RECORDS SHOWN:
--

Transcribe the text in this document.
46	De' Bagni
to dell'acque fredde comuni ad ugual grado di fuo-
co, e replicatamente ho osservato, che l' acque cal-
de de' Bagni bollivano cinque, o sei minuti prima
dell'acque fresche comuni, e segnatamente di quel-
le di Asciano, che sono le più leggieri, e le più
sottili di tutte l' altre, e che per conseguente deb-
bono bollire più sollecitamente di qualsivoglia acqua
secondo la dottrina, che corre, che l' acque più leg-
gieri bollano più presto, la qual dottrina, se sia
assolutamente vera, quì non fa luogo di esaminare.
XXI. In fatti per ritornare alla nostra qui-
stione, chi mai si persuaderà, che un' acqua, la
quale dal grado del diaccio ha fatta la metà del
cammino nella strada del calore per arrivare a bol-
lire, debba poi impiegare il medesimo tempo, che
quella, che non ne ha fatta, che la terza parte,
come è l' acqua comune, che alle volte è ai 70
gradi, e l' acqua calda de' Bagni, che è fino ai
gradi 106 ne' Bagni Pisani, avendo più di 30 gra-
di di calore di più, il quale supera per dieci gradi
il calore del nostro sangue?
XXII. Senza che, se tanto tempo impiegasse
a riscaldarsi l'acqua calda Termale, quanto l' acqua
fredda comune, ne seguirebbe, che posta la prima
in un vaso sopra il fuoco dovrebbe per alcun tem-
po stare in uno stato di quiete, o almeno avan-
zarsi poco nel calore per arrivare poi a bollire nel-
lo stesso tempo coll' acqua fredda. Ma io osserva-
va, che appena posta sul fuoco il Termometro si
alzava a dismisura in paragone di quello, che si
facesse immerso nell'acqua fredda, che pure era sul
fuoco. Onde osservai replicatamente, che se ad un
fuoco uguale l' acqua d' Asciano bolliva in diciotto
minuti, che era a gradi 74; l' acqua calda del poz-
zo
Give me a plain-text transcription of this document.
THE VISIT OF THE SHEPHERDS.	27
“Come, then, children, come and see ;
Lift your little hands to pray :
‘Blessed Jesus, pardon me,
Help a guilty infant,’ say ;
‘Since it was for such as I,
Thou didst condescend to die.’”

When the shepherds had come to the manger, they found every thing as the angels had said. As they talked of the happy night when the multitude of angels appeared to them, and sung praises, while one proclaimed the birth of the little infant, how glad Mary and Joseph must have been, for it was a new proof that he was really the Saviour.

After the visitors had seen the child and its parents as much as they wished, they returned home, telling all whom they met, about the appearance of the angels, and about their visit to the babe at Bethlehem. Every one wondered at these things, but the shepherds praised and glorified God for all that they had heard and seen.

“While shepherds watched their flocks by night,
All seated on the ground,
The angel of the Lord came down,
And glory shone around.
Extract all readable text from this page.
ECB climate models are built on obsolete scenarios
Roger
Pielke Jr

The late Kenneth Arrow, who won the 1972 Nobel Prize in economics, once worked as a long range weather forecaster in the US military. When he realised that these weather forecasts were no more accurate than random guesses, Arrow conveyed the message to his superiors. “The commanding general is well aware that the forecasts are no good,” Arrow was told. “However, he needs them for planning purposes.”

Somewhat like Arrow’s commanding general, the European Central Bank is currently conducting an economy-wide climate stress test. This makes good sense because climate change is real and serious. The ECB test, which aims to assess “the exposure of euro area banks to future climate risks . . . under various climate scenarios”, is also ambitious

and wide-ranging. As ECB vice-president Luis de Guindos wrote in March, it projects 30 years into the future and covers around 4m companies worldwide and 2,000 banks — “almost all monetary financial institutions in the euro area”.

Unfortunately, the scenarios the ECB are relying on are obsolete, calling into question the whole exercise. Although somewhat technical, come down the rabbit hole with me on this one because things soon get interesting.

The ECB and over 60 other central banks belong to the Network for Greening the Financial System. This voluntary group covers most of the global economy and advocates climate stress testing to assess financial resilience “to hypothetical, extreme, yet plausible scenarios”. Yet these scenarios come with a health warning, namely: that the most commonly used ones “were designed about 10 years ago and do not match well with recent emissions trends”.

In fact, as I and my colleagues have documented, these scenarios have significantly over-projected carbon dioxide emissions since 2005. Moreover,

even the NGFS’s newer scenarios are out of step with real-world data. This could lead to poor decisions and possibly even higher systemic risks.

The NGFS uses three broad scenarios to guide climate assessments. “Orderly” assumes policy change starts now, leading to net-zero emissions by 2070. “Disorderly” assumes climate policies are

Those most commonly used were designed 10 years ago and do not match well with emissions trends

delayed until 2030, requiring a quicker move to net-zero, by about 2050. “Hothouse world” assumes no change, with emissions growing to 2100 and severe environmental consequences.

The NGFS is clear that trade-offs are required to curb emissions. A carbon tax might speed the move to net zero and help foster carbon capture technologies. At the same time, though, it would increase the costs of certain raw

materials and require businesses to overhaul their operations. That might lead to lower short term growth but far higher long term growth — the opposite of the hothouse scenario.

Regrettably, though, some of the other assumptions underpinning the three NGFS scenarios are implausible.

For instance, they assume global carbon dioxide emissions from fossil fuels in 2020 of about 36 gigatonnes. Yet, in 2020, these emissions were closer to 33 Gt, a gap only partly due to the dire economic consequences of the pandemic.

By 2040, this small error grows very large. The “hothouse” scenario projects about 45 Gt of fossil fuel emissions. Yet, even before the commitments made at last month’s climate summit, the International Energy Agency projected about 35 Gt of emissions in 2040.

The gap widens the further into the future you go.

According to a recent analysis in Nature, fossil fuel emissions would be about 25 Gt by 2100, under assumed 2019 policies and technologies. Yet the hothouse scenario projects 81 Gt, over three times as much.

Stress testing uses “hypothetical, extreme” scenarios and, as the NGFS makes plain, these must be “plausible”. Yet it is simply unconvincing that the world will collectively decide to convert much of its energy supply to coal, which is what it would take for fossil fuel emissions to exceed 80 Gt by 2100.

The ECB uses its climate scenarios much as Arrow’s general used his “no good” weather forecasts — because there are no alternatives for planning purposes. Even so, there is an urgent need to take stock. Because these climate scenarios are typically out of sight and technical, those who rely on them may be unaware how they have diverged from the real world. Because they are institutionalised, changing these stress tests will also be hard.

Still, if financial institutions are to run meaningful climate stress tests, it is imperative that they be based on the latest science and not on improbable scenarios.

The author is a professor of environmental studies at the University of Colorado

--

Please repeat all the records above exactly as they appear.

WRITTEN RESPONSE:
Transcribe the text in this document.
46	De' Bagni
to dell'acque fredde comuni ad ugual grado di fuo-
co, e replicatamente ho osservato, che l' acque cal-
de de' Bagni bollivano cinque, o sei minuti prima
dell'acque fresche comuni, e segnatamente di quel-
le di Asciano, che sono le più leggieri, e le più
sottili di tutte l' altre, e che per conseguente deb-
bono bollire più sollecitamente di qualsivoglia acqua
secondo la dottrina, che corre, che l' acque più leg-
gieri bollano più presto, la qual dottrina, se sia
assolutamente vera, quì non fa luogo di esaminare.
XXI. In fatti per ritornare alla nostra qui-
stione, chi mai si persuaderà, che un' acqua, la
quale dal grado del diaccio ha fatta la metà del
cammino nella strada del calore per arrivare a bol-
lire, debba poi impiegare il medesimo tempo, che
quella, che non ne ha fatta, che la terza parte,
come è l' acqua comune, che alle volte è ai 70
gradi, e l' acqua calda de' Bagni, che è fino ai
gradi 106 ne' Bagni Pisani, avendo più di 30 gra-
di di calore di più, il quale supera per dieci gradi
il calore del nostro sangue?
XXII. Senza che, se tanto tempo impiegasse
a riscaldarsi l'acqua calda Termale, quanto l' acqua
fredda comune, ne seguirebbe, che posta la prima
in un vaso sopra il fuoco dovrebbe per alcun tem-
po stare in uno stato di quiete, o almeno avan-
zarsi poco nel calore per arrivare poi a bollire nel-
lo stesso tempo coll' acqua fredda. Ma io osserva-
va, che appena posta sul fuoco il Termometro si
alzava a dismisura in paragone di quello, che si
facesse immerso nell'acqua fredda, che pure era sul
fuoco. Onde osservai replicatamente, che se ad un
fuoco uguale l' acqua d' Asciano bolliva in diciotto
minuti, che era a gradi 74; l' acqua calda del poz-
zo
Give me a plain-text transcription of this document.
THE VISIT OF THE SHEPHERDS.	27
“Come, then, children, come and see ;
Lift your little hands to pray :
‘Blessed Jesus, pardon me,
Help a guilty infant,’ say ;
‘Since it was for such as I,
Thou didst condescend to die.’”

When the shepherds had come to the manger, they found every thing as the angels had said. As they talked of the happy night when the multitude of angels appeared to them, and sung praises, while one proclaimed the birth of the little infant, how glad Mary and Joseph must have been, for it was a new proof that he was really the Saviour.

After the visitors had seen the child and its parents as much as they wished, they returned home, telling all whom they met, about the appearance of the angels, and about their visit to the babe at Bethlehem. Every one wondered at these things, but the shepherds praised and glorified God for all that they had heard and seen.

“While shepherds watched their flocks by night,
All seated on the ground,
The angel of the Lord came down,
And glory shone around.
Extract all readable text from this page.
ECB climate models are built on obsolete scenarios
Roger
Pielke Jr

The late Kenneth Arrow, who won the 1972 Nobel Prize in economics, once worked as a long range weather forecaster in the US military. When he realised that these weather forecasts were no more accurate than random guesses, Arrow conveyed the message to his superiors. “The commanding general is well aware that the forecasts are no good,” Arrow was told. “However, he needs them for planning purposes.”

Somewhat like Arrow’s commanding general, the European Central Bank is currently conducting an economy-wide climate stress test. This makes good sense because climate change is real and serious. The ECB test, which aims to assess “the exposure of euro area banks to future climate risks . . . under various climate scenarios”, is also ambitious

and wide-ranging. As ECB vice-president Luis de Guindos wrote in March, it projects 30 years into the future and covers around 4m companies worldwide and 2,000 banks — “almost all monetary financial institutions in the euro area”.

Unfortunately, the scenarios the ECB are relying on are obsolete, calling into question the whole exercise. Although somewhat technical, come down the rabbit hole with me on this one because things soon get interesting.

The ECB and over 60 other central banks belong to the Network for Greening the Financial System. This voluntary group covers most of the global economy and advocates climate stress testing to assess financial resilience “to hypothetical, extreme, yet plausible scenarios”. Yet these scenarios come with a health warning, namely: that the most commonly used ones “were designed about 10 years ago and do not match well with recent emissions trends”.

In fact, as I and my colleagues have documented, these scenarios have significantly over-projected carbon dioxide emissions since 2005. Moreover,

even the NGFS’s newer scenarios are out of step with real-world data. This could lead to poor decisions and possibly even higher systemic risks.

The NGFS uses three broad scenarios to guide climate assessments. “Orderly” assumes policy change starts now, leading to net-zero emissions by 2070. “Disorderly” assumes climate policies are

Those most commonly used were designed 10 years ago and do not match well with emissions trends

delayed until 2030, requiring a quicker move to net-zero, by about 2050. “Hothouse world” assumes no change, with emissions growing to 2100 and severe environmental consequences.

The NGFS is clear that trade-offs are required to curb emissions. A carbon tax might speed the move to net zero and help foster carbon capture technologies. At the same time, though, it would increase the costs of certain raw

materials and require businesses to overhaul their operations. That might lead to lower short term growth but far higher long term growth — the opposite of the hothouse scenario.

Regrettably, though, some of the other assumptions underpinning the three NGFS scenarios are implausible.

For instance, they assume global carbon dioxide emissions from fossil fuels in 2020 of about 36 gigatonnes. Yet, in 2020, these emissions were closer to 33 Gt, a gap only partly due to the dire economic consequences of the pandemic.

By 2040, this small error grows very large. The “hothouse” scenario projects about 45 Gt of fossil fuel emissions. Yet, even before the commitments made at last month’s climate summit, the International Energy Agency projected about 35 Gt of emissions in 2040.

The gap widens the further into the future you go.

According to a recent analysis in Nature, fossil fuel emissions would be about 25 Gt by 2100, under assumed 2019 policies and technologies. Yet the hothouse scenario projects 81 Gt, over three times as much.

Stress testing uses “hypothetical, extreme” scenarios and, as the NGFS makes plain, these must be “plausible”. Yet it is simply unconvincing that the world will collectively decide to convert much of its energy supply to coal, which is what it would take for fossil fuel emissions to exceed 80 Gt by 2100.

The ECB uses its climate scenarios much as Arrow’s general used his “no good” weather forecasts — because there are no alternatives for planning purposes. Even so, there is an urgent need to take stock. Because these climate scenarios are typically out of sight and technical, those who rely on them may be unaware how they have diverged from the real world. Because they are institutionalised, changing these stress tests will also be hard.

Still, if financial institutions are to run meaningful climate stress tests, it is imperative that they be based on the latest science and not on improbable scenarios.

The author is a professor of environmental studies at the University of Colorado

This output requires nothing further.